[Records from a collection]

◆ ◆ ◆ ◆

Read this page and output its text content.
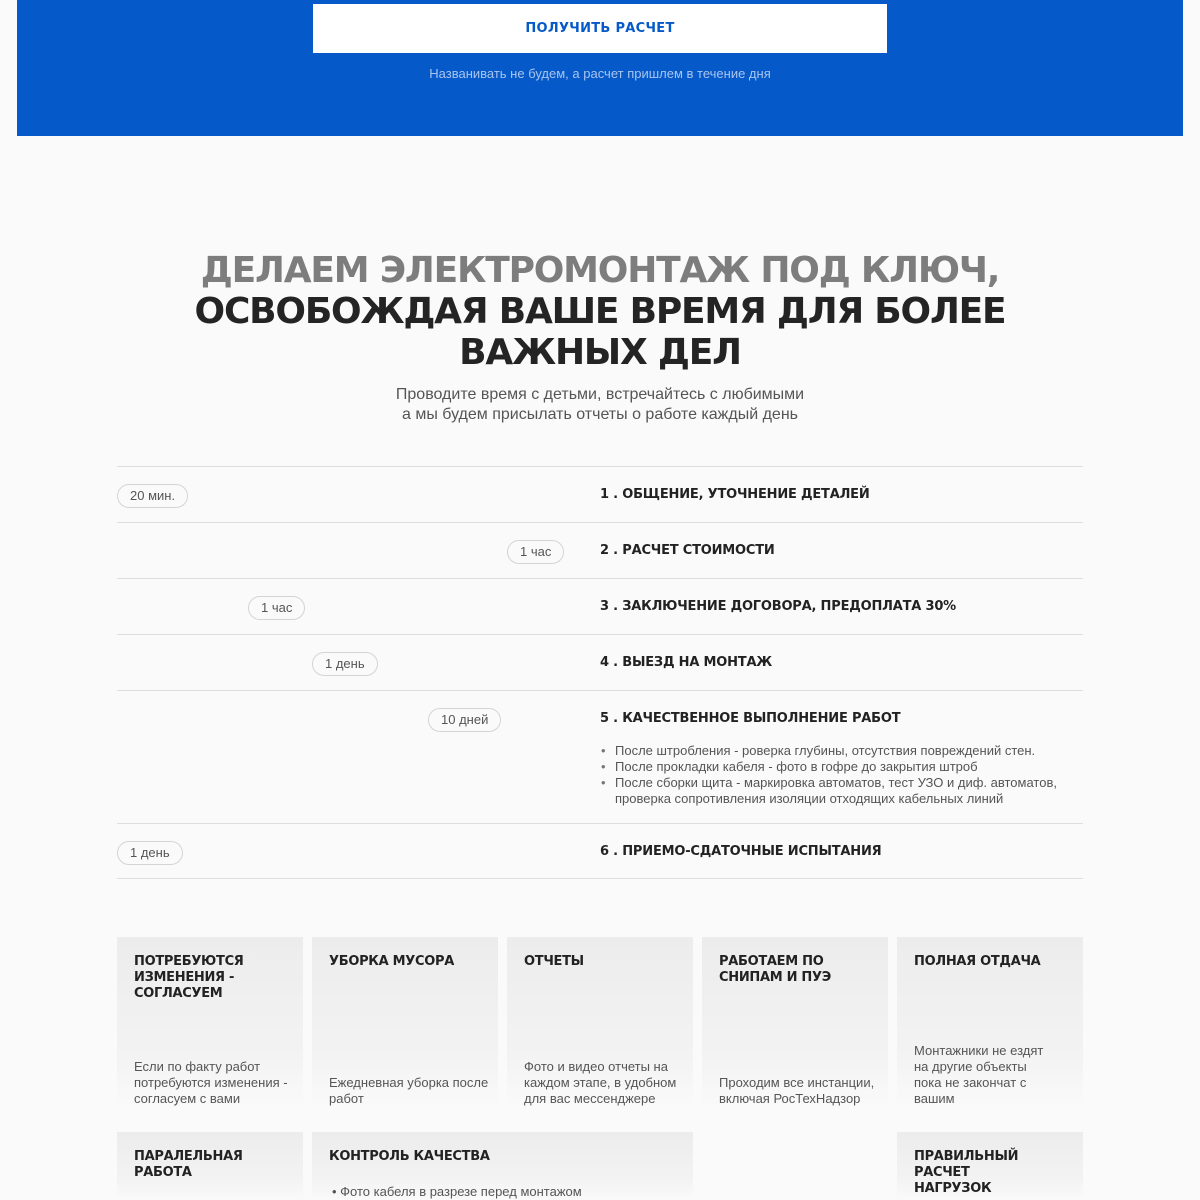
ПОЛУЧИТЬ РАСЧЕТ
Названивать не будем, а расчет пришлем в течение дня
ДЕЛАЕМ ЭЛЕКТРОМОНТАЖ ПОД КЛЮЧ,
ОСВОБОЖДАЯ ВАШЕ ВРЕМЯ ДЛЯ БОЛЕЕ ВАЖНЫХ ДЕЛ
Проводите время с детьми, встречайтесь с любимыми
а мы будем присылать отчеты о работе каждый день
20 мин.	1 . ОБЩЕНИЕ, УТОЧНЕНИЕ ДЕТАЛЕЙ
1 час	2 . РАСЧЕТ СТОИМОСТИ
1 час	3 . ЗАКЛЮЧЕНИЕ ДОГОВОРА, ПРЕДОПЛАТА 30%
1 день	4 . ВЫЕЗД НА МОНТАЖ
10 дней	5 . КАЧЕСТВЕННОЕ ВЫПОЛНЕНИЕ РАБОТ
• После штробления - роверка глубины, отсутствия повреждений стен.
• После прокладки кабеля - фото в гофре до закрытия штроб
• После сборки щита - маркировка автоматов, тест УЗО и диф. автоматов, проверка сопротивления изоляции отходящих кабельных линий
1 день	6 . ПРИЕМО-СДАТОЧНЫЕ ИСПЫТАНИЯ
ПОТРЕБУЮТСЯ ИЗМЕНЕНИЯ - СОГЛАСУЕМ
Если по факту работ потребуются изменения - согласуем с вами
УБОРКА МУСОРА
Ежедневная уборка после работ
ОТЧЕТЫ
Фото и видео отчеты на каждом этапе, в удобном для вас мессенджере
РАБОТАЕМ ПО СНИПАМ И ПУЭ
Проходим все инстанции, включая РосТехНадзор
ПОЛНАЯ ОТДАЧА
Монтажники не ездят на другие объекты пока не закончат с вашим
ПАРАЛЕЛЬНАЯ РАБОТА
КОНТРОЛЬ КАЧЕСТВА
• Фото кабеля в разрезе перед монтажом
ПРАВИЛЬНЫЙ РАСЧЕТ НАГРУЗОК
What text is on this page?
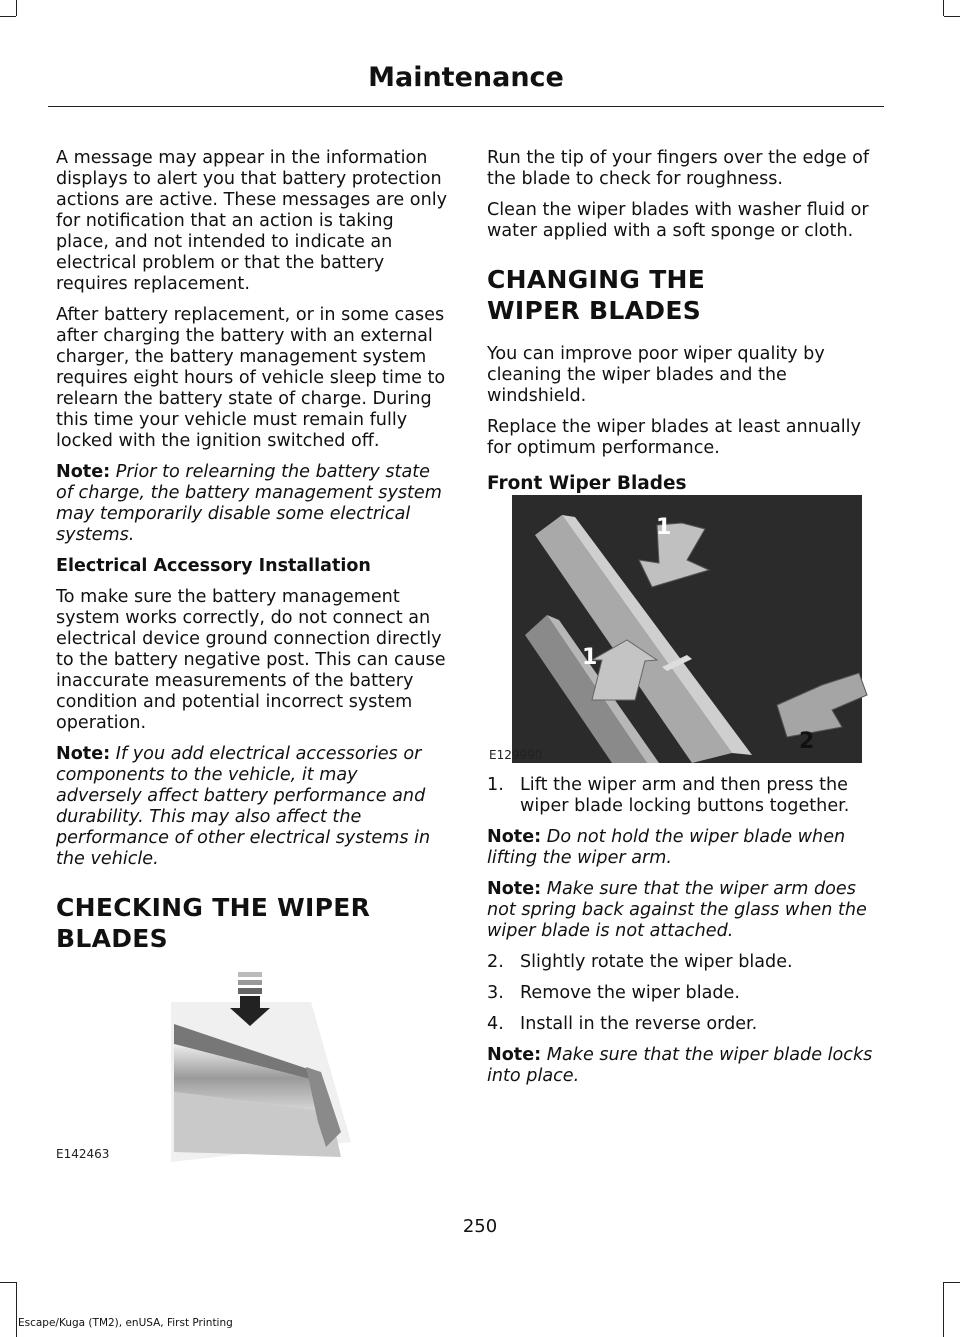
Maintenance

A message may appear in the information displays to alert you that battery protection actions are active. These messages are only for notification that an action is taking place, and not intended to indicate an electrical problem or that the battery requires replacement.

After battery replacement, or in some cases after charging the battery with an external charger, the battery management system requires eight hours of vehicle sleep time to relearn the battery state of charge. During this time your vehicle must remain fully locked with the ignition switched off.

Note: Prior to relearning the battery state of charge, the battery management system may temporarily disable some electrical systems.

Electrical Accessory Installation

To make sure the battery management system works correctly, do not connect an electrical device ground connection directly to the battery negative post. This can cause inaccurate measurements of the battery condition and potential incorrect system operation.

Note: If you add electrical accessories or components to the vehicle, it may adversely affect battery performance and durability. This may also affect the performance of other electrical systems in the vehicle.

CHECKING THE WIPER BLADES
E142463

Run the tip of your fingers over the edge of the blade to check for roughness.

Clean the wiper blades with washer fluid or water applied with a soft sponge or cloth.

CHANGING THE WIPER BLADES

You can improve poor wiper quality by cleaning the wiper blades and the windshield.

Replace the wiper blades at least annually for optimum performance.

Front Wiper Blades
1
1
2
E129990
1. Lift the wiper arm and then press the wiper blade locking buttons together.

Note: Do not hold the wiper blade when lifting the wiper arm.

Note: Make sure that the wiper arm does not spring back against the glass when the wiper blade is not attached.

2. Slightly rotate the wiper blade.
3. Remove the wiper blade.
4. Install in the reverse order.

Note: Make sure that the wiper blade locks into place.

250
Escape/Kuga (TM2), enUSA, First Printing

◆ ◆ ◆ ◆

## Task prompt
Word for word, quote the full listing, omitting every picture.

## Completed task
Read this page and output its text content.
ПОЛУЧИТЬ РАСЧЕТ
Названивать не будем, а расчет пришлем в течение дня
ДЕЛАЕМ ЭЛЕКТРОМОНТАЖ ПОД КЛЮЧ,
ОСВОБОЖДАЯ ВАШЕ ВРЕМЯ ДЛЯ БОЛЕЕ ВАЖНЫХ ДЕЛ
Проводите время с детьми, встречайтесь с любимыми
а мы будем присылать отчеты о работе каждый день
20 мин.	1 . ОБЩЕНИЕ, УТОЧНЕНИЕ ДЕТАЛЕЙ
1 час	2 . РАСЧЕТ СТОИМОСТИ
1 час	3 . ЗАКЛЮЧЕНИЕ ДОГОВОРА, ПРЕДОПЛАТА 30%
1 день	4 . ВЫЕЗД НА МОНТАЖ
10 дней	5 . КАЧЕСТВЕННОЕ ВЫПОЛНЕНИЕ РАБОТ
• После штробления - роверка глубины, отсутствия повреждений стен.
• После прокладки кабеля - фото в гофре до закрытия штроб
• После сборки щита - маркировка автоматов, тест УЗО и диф. автоматов, проверка сопротивления изоляции отходящих кабельных линий
1 день	6 . ПРИЕМО-СДАТОЧНЫЕ ИСПЫТАНИЯ
ПОТРЕБУЮТСЯ ИЗМЕНЕНИЯ - СОГЛАСУЕМ
Если по факту работ потребуются изменения - согласуем с вами
УБОРКА МУСОРА
Ежедневная уборка после работ
ОТЧЕТЫ
Фото и видео отчеты на каждом этапе, в удобном для вас мессенджере
РАБОТАЕМ ПО СНИПАМ И ПУЭ
Проходим все инстанции, включая РосТехНадзор
ПОЛНАЯ ОТДАЧА
Монтажники не ездят на другие объекты пока не закончат с вашим
ПАРАЛЕЛЬНАЯ РАБОТА
КОНТРОЛЬ КАЧЕСТВА
• Фото кабеля в разрезе перед монтажом
ПРАВИЛЬНЫЙ РАСЧЕТ НАГРУЗОК
What text is on this page?
Maintenance

A message may appear in the information displays to alert you that battery protection actions are active. These messages are only for notification that an action is taking place, and not intended to indicate an electrical problem or that the battery requires replacement.

After battery replacement, or in some cases after charging the battery with an external charger, the battery management system requires eight hours of vehicle sleep time to relearn the battery state of charge. During this time your vehicle must remain fully locked with the ignition switched off.

Note: Prior to relearning the battery state of charge, the battery management system may temporarily disable some electrical systems.

Electrical Accessory Installation

To make sure the battery management system works correctly, do not connect an electrical device ground connection directly to the battery negative post. This can cause inaccurate measurements of the battery condition and potential incorrect system operation.

Note: If you add electrical accessories or components to the vehicle, it may adversely affect battery performance and durability. This may also affect the performance of other electrical systems in the vehicle.

CHECKING THE WIPER BLADES
E142463

Run the tip of your fingers over the edge of the blade to check for roughness.

Clean the wiper blades with washer fluid or water applied with a soft sponge or cloth.

CHANGING THE WIPER BLADES

You can improve poor wiper quality by cleaning the wiper blades and the windshield.

Replace the wiper blades at least annually for optimum performance.

Front Wiper Blades
1
1
2
E129990
1. Lift the wiper arm and then press the wiper blade locking buttons together.

Note: Do not hold the wiper blade when lifting the wiper arm.

Note: Make sure that the wiper arm does not spring back against the glass when the wiper blade is not attached.

2. Slightly rotate the wiper blade.
3. Remove the wiper blade.
4. Install in the reverse order.

Note: Make sure that the wiper blade locks into place.

250
Escape/Kuga (TM2), enUSA, First Printing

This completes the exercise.